#### Aim:
Go through the records and show each line where the word "pauvre" occurs.

#### Information shown:
--- BEGIN ---

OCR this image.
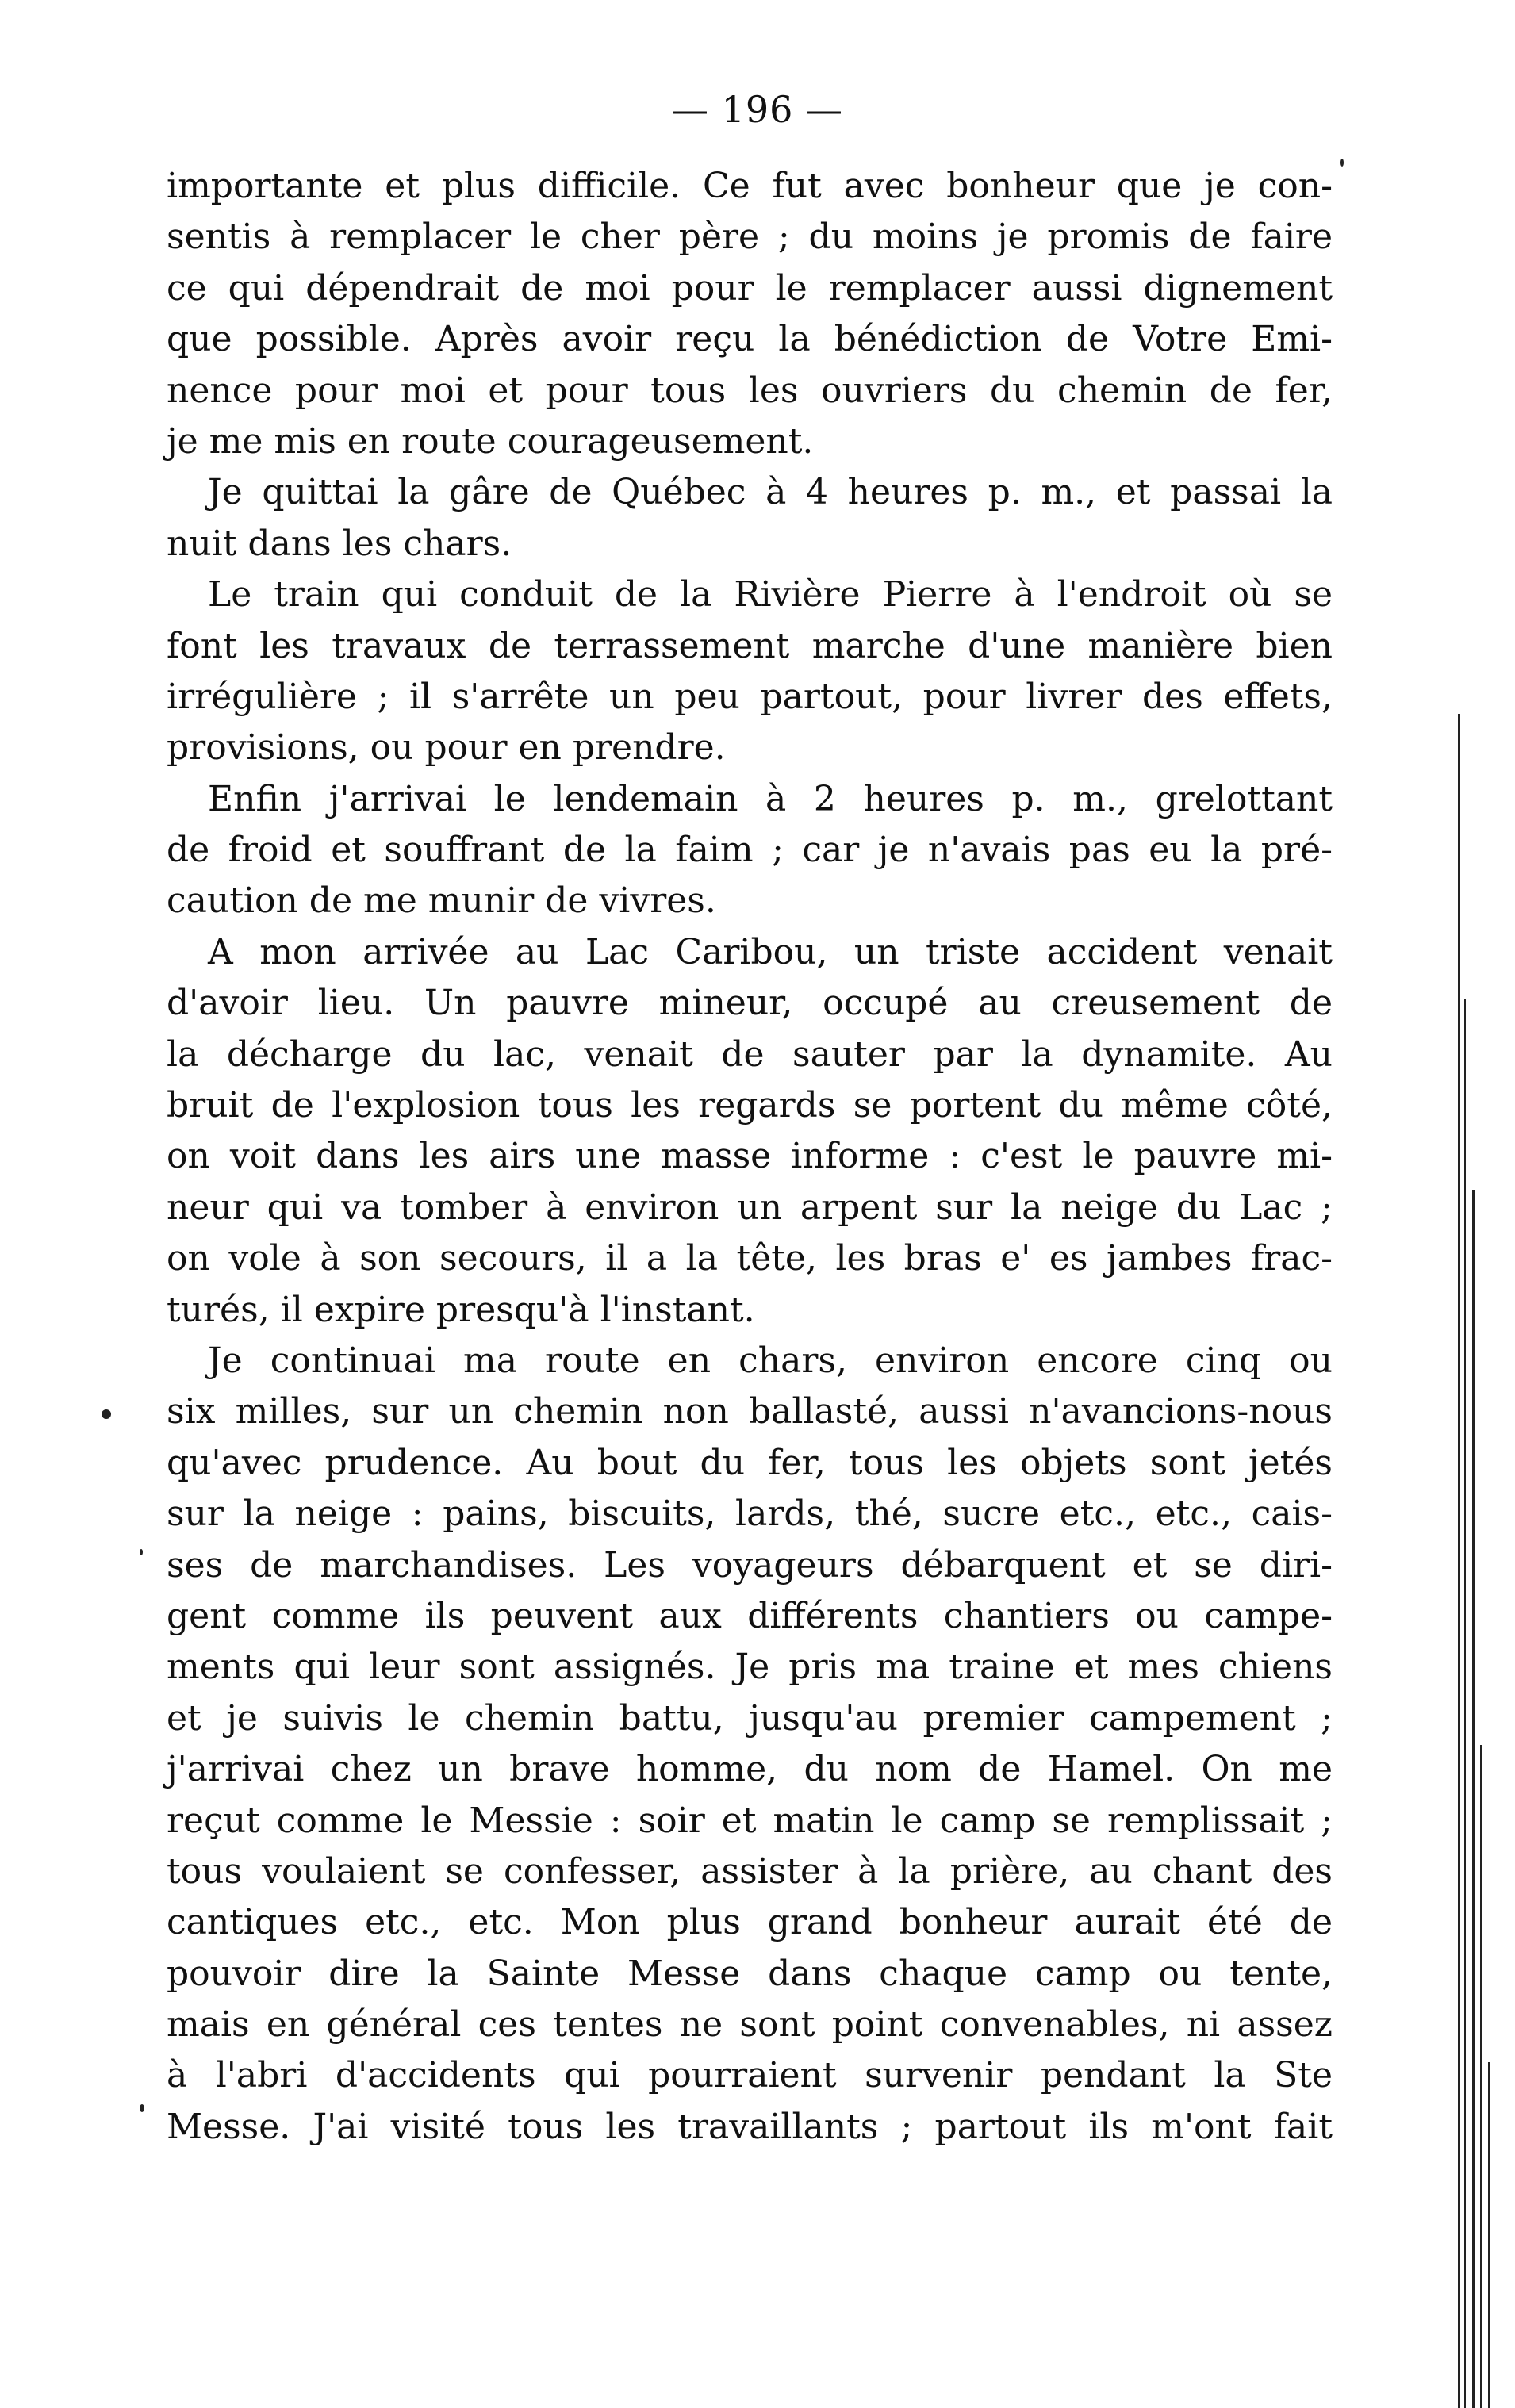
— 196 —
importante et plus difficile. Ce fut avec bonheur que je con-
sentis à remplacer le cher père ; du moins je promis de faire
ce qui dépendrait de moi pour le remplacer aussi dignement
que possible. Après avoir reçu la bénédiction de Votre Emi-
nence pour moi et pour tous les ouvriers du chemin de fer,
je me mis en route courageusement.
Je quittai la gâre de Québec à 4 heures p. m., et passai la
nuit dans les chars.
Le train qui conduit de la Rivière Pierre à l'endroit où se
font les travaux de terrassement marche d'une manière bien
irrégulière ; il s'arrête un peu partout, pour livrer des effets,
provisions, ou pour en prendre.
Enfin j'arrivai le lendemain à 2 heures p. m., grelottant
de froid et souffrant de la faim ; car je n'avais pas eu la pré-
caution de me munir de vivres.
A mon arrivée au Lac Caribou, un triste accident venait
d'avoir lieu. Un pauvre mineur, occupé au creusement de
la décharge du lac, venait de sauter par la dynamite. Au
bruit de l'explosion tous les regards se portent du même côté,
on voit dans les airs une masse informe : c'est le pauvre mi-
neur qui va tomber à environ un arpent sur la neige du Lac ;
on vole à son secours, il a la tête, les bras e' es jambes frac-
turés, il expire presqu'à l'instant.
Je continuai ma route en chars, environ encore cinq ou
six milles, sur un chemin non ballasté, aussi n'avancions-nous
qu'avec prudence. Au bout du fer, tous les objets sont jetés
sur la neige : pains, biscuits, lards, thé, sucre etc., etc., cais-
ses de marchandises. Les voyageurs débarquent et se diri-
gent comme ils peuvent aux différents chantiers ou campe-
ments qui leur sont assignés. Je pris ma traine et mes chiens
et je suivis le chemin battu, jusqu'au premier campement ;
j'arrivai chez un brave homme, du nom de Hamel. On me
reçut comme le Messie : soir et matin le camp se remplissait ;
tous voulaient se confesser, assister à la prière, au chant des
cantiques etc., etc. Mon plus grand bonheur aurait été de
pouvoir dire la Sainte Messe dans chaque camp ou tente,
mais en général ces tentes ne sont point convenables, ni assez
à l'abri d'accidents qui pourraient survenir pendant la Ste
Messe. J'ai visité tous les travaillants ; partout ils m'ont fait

--- END ---

#### Response below:
d'avoir lieu. Un pauvre mineur, occupé au creusement de
on voit dans les airs une masse informe : c'est le pauvre mi-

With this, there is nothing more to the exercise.